Task to carry out:
Below are some entries. Copy each line that holds the string "lamp".

Stored records
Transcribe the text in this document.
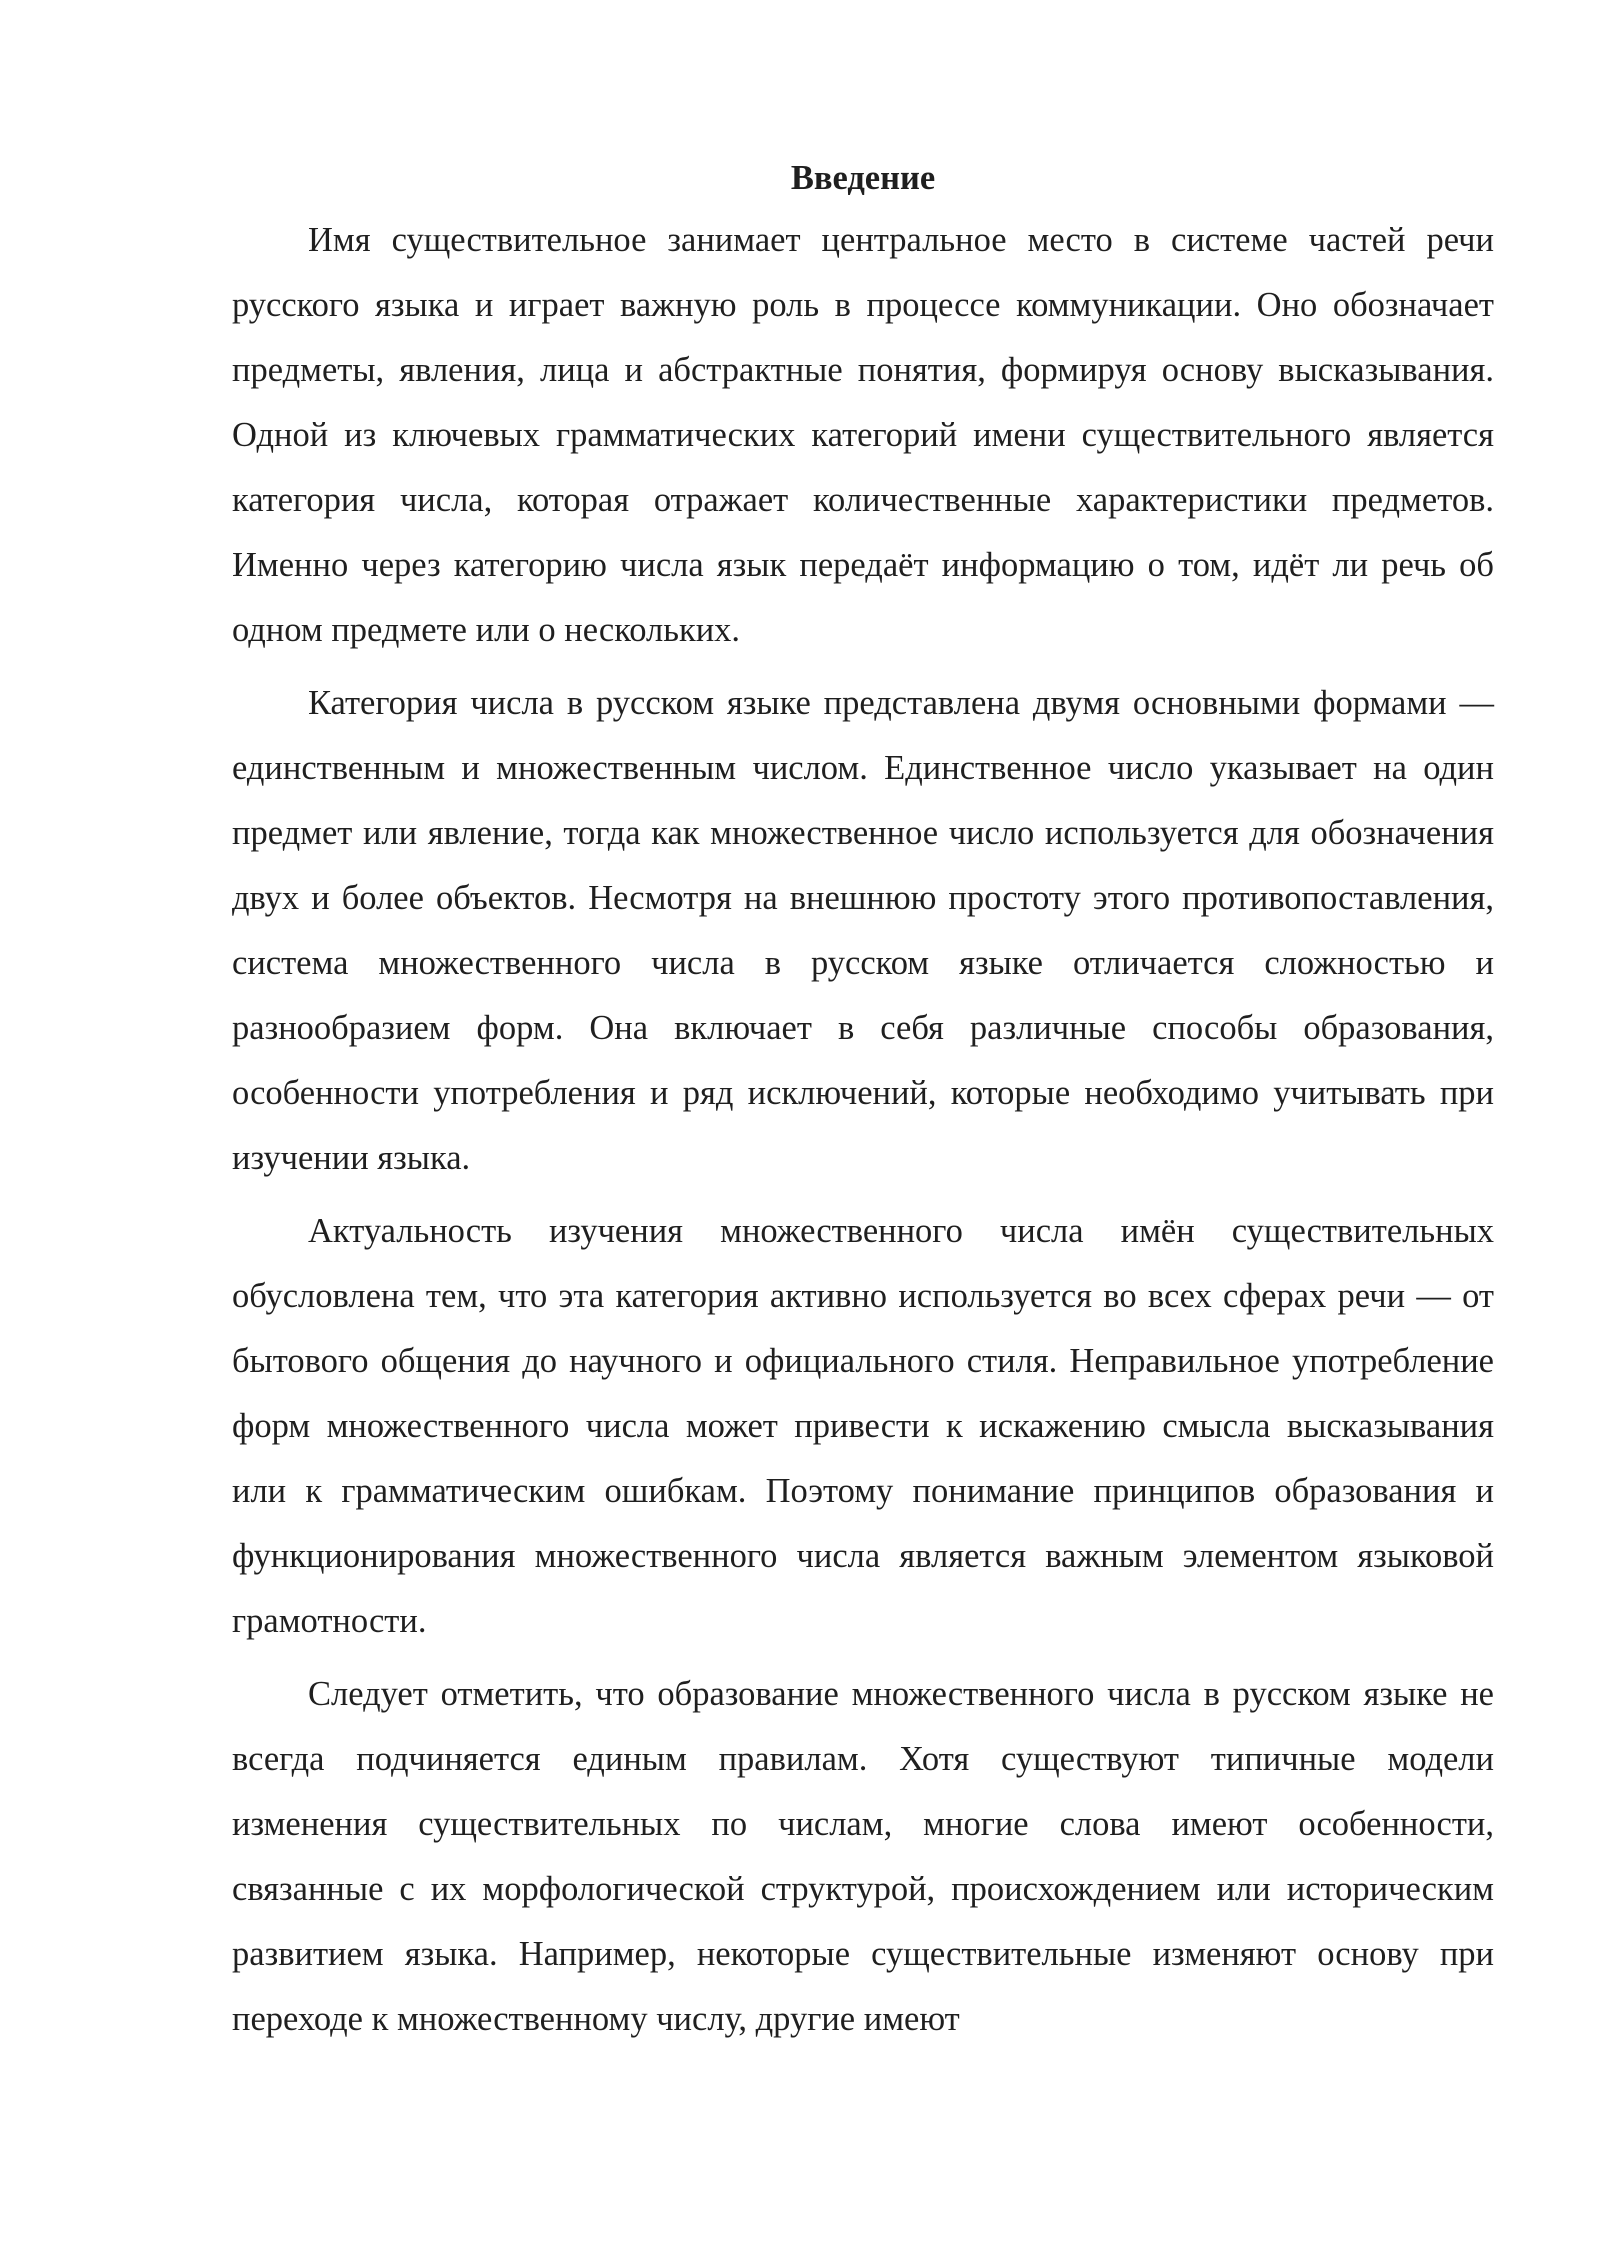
Введение

Имя существительное занимает центральное место в системе частей речи русского языка и играет важную роль в процессе коммуникации. Оно обозначает предметы, явления, лица и абстрактные понятия, формируя основу высказывания. Одной из ключевых грамматических категорий имени существительного является категория числа, которая отражает количественные характеристики предметов. Именно через категорию числа язык передаёт информацию о том, идёт ли речь об одном предмете или о нескольких.

Категория числа в русском языке представлена двумя основными формами — единственным и множественным числом. Единственное число указывает на один предмет или явление, тогда как множественное число используется для обозначения двух и более объектов. Несмотря на внешнюю простоту этого противопоставления, система множественного числа в русском языке отличается сложностью и разнообразием форм. Она включает в себя различные способы образования, особенности употребления и ряд исключений, которые необходимо учитывать при изучении языка.

Актуальность изучения множественного числа имён существительных обусловлена тем, что эта категория активно используется во всех сферах речи — от бытового общения до научного и официального стиля. Неправильное употребление форм множественного числа может привести к искажению смысла высказывания или к грамматическим ошибкам. Поэтому понимание принципов образования и функционирования множественного числа является важным элементом языковой грамотности.

Следует отметить, что образование множественного числа в русском языке не всегда подчиняется единым правилам. Хотя существуют типичные модели изменения существительных по числам, многие слова имеют особенности, связанные с их морфологической структурой, происхождением или историческим развитием языка. Например, некоторые существительные изменяют основу при переходе к множественному числу, другие имеют
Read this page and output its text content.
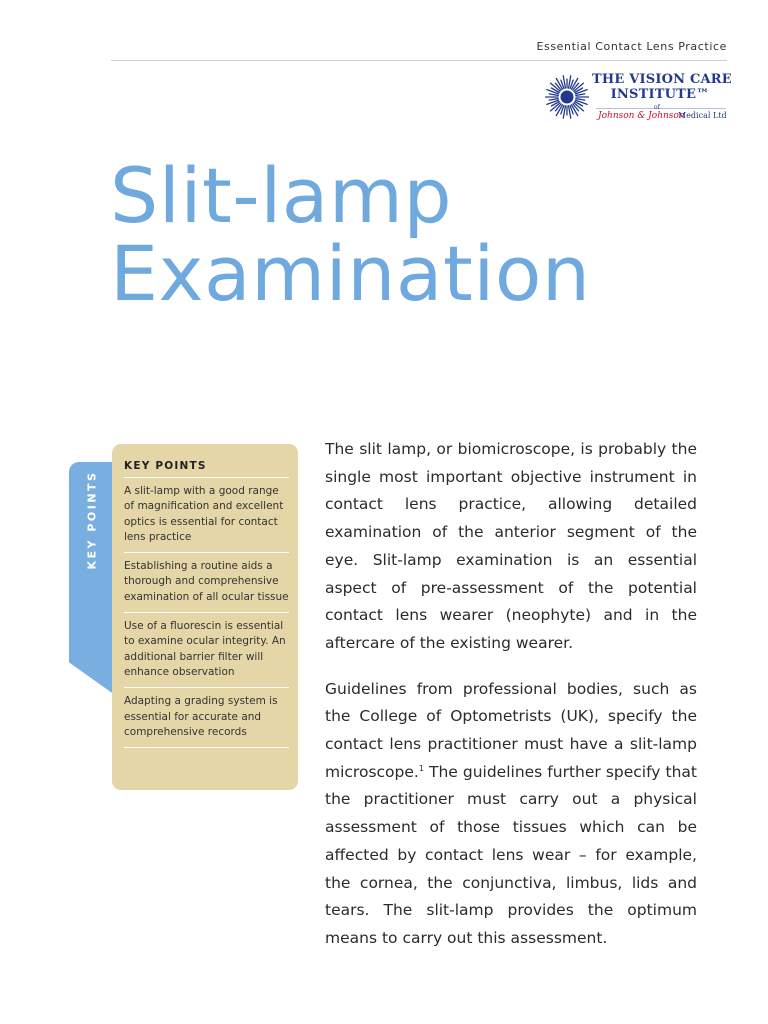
Essential Contact Lens Practice
THE VISION CARE
INSTITUTE™
of
Johnson & Johnson
Medical Ltd
Slit-lamp
Examination
KEY POINTS
KEY POINTS
A slit-lamp with a good range of magnification and excellent optics is essential for contact lens practice
Establishing a routine aids a thorough and comprehensive examination of all ocular tissue
Use of a fluorescin is essential to examine ocular integrity. An additional barrier filter will enhance observation
Adapting a grading system is essential for accurate and comprehensive records

The slit lamp, or biomicroscope, is probably the single most important objective instrument in contact lens practice, allowing detailed examination of the anterior segment of the eye. Slit-lamp examination is an essential aspect of pre-assessment of the potential contact lens wearer (neophyte) and in the aftercare of the existing wearer.

Guidelines from professional bodies, such as the College of Optometrists (UK), specify the contact lens practitioner must have a slit-lamp microscope.$^1$ The guidelines further specify that the practitioner must carry out a physical assessment of those tissues which can be affected by contact lens wear – for example, the cornea, the conjunctiva, limbus, lids and tears. The slit-lamp provides the optimum means to carry out this assessment.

Response below:
Slit-lamp
A slit-lamp with a good range of magnification and excellent optics is essential for contact lens practice
The slit lamp, or biomicroscope, is probably the single most important objective instrument in contact lens practice, allowing detailed examination of the anterior segment of the eye. Slit-lamp examination is an essential aspect of pre-assessment of the potential contact lens wearer (neophyte) and in the aftercare of the existing wearer.
Guidelines from professional bodies, such as the College of Optometrists (UK), specify the contact lens practitioner must have a slit-lamp microscope.$^1$ The guidelines further specify that the practitioner must carry out a physical assessment of those tissues which can be affected by contact lens wear – for example, the cornea, the conjunctiva, limbus, lids and tears. The slit-lamp provides the optimum means to carry out this assessment.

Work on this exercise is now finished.